## WHAT YOU NEED TO DO
Reproduce the whole listing, character for character.

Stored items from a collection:
--- Start ---

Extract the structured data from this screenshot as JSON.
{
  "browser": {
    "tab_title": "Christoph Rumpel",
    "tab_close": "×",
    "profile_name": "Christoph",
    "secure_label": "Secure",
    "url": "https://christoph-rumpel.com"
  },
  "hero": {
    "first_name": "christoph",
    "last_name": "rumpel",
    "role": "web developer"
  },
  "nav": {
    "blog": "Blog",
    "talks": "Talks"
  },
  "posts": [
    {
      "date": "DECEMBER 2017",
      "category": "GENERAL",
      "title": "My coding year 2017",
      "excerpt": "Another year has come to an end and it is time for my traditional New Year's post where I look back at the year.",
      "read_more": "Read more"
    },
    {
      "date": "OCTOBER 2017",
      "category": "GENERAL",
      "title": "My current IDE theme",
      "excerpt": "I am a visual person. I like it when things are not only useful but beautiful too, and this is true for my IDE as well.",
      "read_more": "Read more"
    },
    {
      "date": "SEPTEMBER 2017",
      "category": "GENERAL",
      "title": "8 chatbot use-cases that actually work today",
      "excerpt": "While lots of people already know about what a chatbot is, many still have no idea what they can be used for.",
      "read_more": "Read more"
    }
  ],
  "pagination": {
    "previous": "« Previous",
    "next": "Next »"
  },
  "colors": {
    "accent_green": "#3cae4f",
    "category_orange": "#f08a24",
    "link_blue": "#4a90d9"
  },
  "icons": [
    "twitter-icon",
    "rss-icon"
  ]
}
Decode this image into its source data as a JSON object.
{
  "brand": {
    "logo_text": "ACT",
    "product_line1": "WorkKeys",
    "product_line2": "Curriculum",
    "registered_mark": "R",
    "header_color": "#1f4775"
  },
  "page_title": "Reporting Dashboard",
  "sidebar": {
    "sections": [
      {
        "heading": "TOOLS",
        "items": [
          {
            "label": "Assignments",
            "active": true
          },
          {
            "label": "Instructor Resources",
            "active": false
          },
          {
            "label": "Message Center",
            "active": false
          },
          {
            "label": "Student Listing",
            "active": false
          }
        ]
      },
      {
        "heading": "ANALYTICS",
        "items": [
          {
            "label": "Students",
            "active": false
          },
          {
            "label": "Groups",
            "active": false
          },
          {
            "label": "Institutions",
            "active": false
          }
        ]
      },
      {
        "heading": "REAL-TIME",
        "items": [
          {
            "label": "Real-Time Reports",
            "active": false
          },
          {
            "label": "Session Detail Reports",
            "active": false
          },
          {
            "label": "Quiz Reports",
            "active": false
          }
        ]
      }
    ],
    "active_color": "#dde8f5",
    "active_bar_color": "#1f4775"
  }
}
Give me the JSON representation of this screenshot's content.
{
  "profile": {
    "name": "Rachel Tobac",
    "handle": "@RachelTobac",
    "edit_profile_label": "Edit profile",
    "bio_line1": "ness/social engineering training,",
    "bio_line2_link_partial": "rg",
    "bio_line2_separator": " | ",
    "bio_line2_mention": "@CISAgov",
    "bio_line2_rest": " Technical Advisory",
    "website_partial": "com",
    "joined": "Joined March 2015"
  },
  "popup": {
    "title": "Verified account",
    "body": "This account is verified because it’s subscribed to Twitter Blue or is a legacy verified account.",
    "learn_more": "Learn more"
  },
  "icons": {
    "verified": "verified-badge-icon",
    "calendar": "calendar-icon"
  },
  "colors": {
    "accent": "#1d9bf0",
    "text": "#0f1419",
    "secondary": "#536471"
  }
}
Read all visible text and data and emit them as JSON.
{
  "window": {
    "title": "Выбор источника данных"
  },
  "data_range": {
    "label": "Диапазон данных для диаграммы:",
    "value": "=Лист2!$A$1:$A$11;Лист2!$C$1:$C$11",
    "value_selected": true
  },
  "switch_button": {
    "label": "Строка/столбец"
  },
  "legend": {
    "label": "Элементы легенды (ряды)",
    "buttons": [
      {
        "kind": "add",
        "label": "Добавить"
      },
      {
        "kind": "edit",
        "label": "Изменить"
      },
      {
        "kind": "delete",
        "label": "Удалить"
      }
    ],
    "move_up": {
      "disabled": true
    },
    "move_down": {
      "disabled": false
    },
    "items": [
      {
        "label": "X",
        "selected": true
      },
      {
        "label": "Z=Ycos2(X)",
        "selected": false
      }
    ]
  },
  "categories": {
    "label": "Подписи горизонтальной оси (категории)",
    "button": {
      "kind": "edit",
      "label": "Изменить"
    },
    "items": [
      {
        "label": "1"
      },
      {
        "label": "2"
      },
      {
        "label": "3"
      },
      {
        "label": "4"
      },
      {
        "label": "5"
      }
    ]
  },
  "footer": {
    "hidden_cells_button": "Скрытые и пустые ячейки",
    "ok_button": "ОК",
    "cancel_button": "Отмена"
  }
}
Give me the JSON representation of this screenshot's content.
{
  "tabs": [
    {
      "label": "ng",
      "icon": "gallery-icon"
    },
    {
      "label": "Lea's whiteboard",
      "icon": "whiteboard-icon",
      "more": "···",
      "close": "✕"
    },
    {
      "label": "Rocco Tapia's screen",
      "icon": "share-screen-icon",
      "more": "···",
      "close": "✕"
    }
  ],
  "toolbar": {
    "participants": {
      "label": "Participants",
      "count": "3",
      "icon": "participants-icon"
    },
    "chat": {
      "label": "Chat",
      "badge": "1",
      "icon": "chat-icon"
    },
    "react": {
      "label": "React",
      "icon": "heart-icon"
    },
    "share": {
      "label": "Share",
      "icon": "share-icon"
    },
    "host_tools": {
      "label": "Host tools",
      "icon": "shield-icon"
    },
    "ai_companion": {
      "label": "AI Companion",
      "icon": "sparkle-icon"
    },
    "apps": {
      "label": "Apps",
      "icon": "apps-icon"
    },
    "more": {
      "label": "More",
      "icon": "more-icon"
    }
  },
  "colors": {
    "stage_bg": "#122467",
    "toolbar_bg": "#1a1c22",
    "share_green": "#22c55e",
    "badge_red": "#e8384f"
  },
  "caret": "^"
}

--- End ---

## CORRECT OUTPUT
Extract the structured data from this screenshot as JSON.
{
  "browser": {
    "tab_title": "Christoph Rumpel",
    "tab_close": "×",
    "profile_name": "Christoph",
    "secure_label": "Secure",
    "url": "https://christoph-rumpel.com"
  },
  "hero": {
    "first_name": "christoph",
    "last_name": "rumpel",
    "role": "web developer"
  },
  "nav": {
    "blog": "Blog",
    "talks": "Talks"
  },
  "posts": [
    {
      "date": "DECEMBER 2017",
      "category": "GENERAL",
      "title": "My coding year 2017",
      "excerpt": "Another year has come to an end and it is time for my traditional New Year's post where I look back at the year.",
      "read_more": "Read more"
    },
    {
      "date": "OCTOBER 2017",
      "category": "GENERAL",
      "title": "My current IDE theme",
      "excerpt": "I am a visual person. I like it when things are not only useful but beautiful too, and this is true for my IDE as well.",
      "read_more": "Read more"
    },
    {
      "date": "SEPTEMBER 2017",
      "category": "GENERAL",
      "title": "8 chatbot use-cases that actually work today",
      "excerpt": "While lots of people already know about what a chatbot is, many still have no idea what they can be used for.",
      "read_more": "Read more"
    }
  ],
  "pagination": {
    "previous": "« Previous",
    "next": "Next »"
  },
  "colors": {
    "accent_green": "#3cae4f",
    "category_orange": "#f08a24",
    "link_blue": "#4a90d9"
  },
  "icons": [
    "twitter-icon",
    "rss-icon"
  ]
}
Decode this image into its source data as a JSON object.
{
  "brand": {
    "logo_text": "ACT",
    "product_line1": "WorkKeys",
    "product_line2": "Curriculum",
    "registered_mark": "R",
    "header_color": "#1f4775"
  },
  "page_title": "Reporting Dashboard",
  "sidebar": {
    "sections": [
      {
        "heading": "TOOLS",
        "items": [
          {
            "label": "Assignments",
            "active": true
          },
          {
            "label": "Instructor Resources",
            "active": false
          },
          {
            "label": "Message Center",
            "active": false
          },
          {
            "label": "Student Listing",
            "active": false
          }
        ]
      },
      {
        "heading": "ANALYTICS",
        "items": [
          {
            "label": "Students",
            "active": false
          },
          {
            "label": "Groups",
            "active": false
          },
          {
            "label": "Institutions",
            "active": false
          }
        ]
      },
      {
        "heading": "REAL-TIME",
        "items": [
          {
            "label": "Real-Time Reports",
            "active": false
          },
          {
            "label": "Session Detail Reports",
            "active": false
          },
          {
            "label": "Quiz Reports",
            "active": false
          }
        ]
      }
    ],
    "active_color": "#dde8f5",
    "active_bar_color": "#1f4775"
  }
}
Give me the JSON representation of this screenshot's content.
{
  "profile": {
    "name": "Rachel Tobac",
    "handle": "@RachelTobac",
    "edit_profile_label": "Edit profile",
    "bio_line1": "ness/social engineering training,",
    "bio_line2_link_partial": "rg",
    "bio_line2_separator": " | ",
    "bio_line2_mention": "@CISAgov",
    "bio_line2_rest": " Technical Advisory",
    "website_partial": "com",
    "joined": "Joined March 2015"
  },
  "popup": {
    "title": "Verified account",
    "body": "This account is verified because it’s subscribed to Twitter Blue or is a legacy verified account.",
    "learn_more": "Learn more"
  },
  "icons": {
    "verified": "verified-badge-icon",
    "calendar": "calendar-icon"
  },
  "colors": {
    "accent": "#1d9bf0",
    "text": "#0f1419",
    "secondary": "#536471"
  }
}
Read all visible text and data and emit them as JSON.
{
  "window": {
    "title": "Выбор источника данных"
  },
  "data_range": {
    "label": "Диапазон данных для диаграммы:",
    "value": "=Лист2!$A$1:$A$11;Лист2!$C$1:$C$11",
    "value_selected": true
  },
  "switch_button": {
    "label": "Строка/столбец"
  },
  "legend": {
    "label": "Элементы легенды (ряды)",
    "buttons": [
      {
        "kind": "add",
        "label": "Добавить"
      },
      {
        "kind": "edit",
        "label": "Изменить"
      },
      {
        "kind": "delete",
        "label": "Удалить"
      }
    ],
    "move_up": {
      "disabled": true
    },
    "move_down": {
      "disabled": false
    },
    "items": [
      {
        "label": "X",
        "selected": true
      },
      {
        "label": "Z=Ycos2(X)",
        "selected": false
      }
    ]
  },
  "categories": {
    "label": "Подписи горизонтальной оси (категории)",
    "button": {
      "kind": "edit",
      "label": "Изменить"
    },
    "items": [
      {
        "label": "1"
      },
      {
        "label": "2"
      },
      {
        "label": "3"
      },
      {
        "label": "4"
      },
      {
        "label": "5"
      }
    ]
  },
  "footer": {
    "hidden_cells_button": "Скрытые и пустые ячейки",
    "ok_button": "ОК",
    "cancel_button": "Отмена"
  }
}
Give me the JSON representation of this screenshot's content.
{
  "tabs": [
    {
      "label": "ng",
      "icon": "gallery-icon"
    },
    {
      "label": "Lea's whiteboard",
      "icon": "whiteboard-icon",
      "more": "···",
      "close": "✕"
    },
    {
      "label": "Rocco Tapia's screen",
      "icon": "share-screen-icon",
      "more": "···",
      "close": "✕"
    }
  ],
  "toolbar": {
    "participants": {
      "label": "Participants",
      "count": "3",
      "icon": "participants-icon"
    },
    "chat": {
      "label": "Chat",
      "badge": "1",
      "icon": "chat-icon"
    },
    "react": {
      "label": "React",
      "icon": "heart-icon"
    },
    "share": {
      "label": "Share",
      "icon": "share-icon"
    },
    "host_tools": {
      "label": "Host tools",
      "icon": "shield-icon"
    },
    "ai_companion": {
      "label": "AI Companion",
      "icon": "sparkle-icon"
    },
    "apps": {
      "label": "Apps",
      "icon": "apps-icon"
    },
    "more": {
      "label": "More",
      "icon": "more-icon"
    }
  },
  "colors": {
    "stage_bg": "#122467",
    "toolbar_bg": "#1a1c22",
    "share_green": "#22c55e",
    "badge_red": "#e8384f"
  },
  "caret": "^"
}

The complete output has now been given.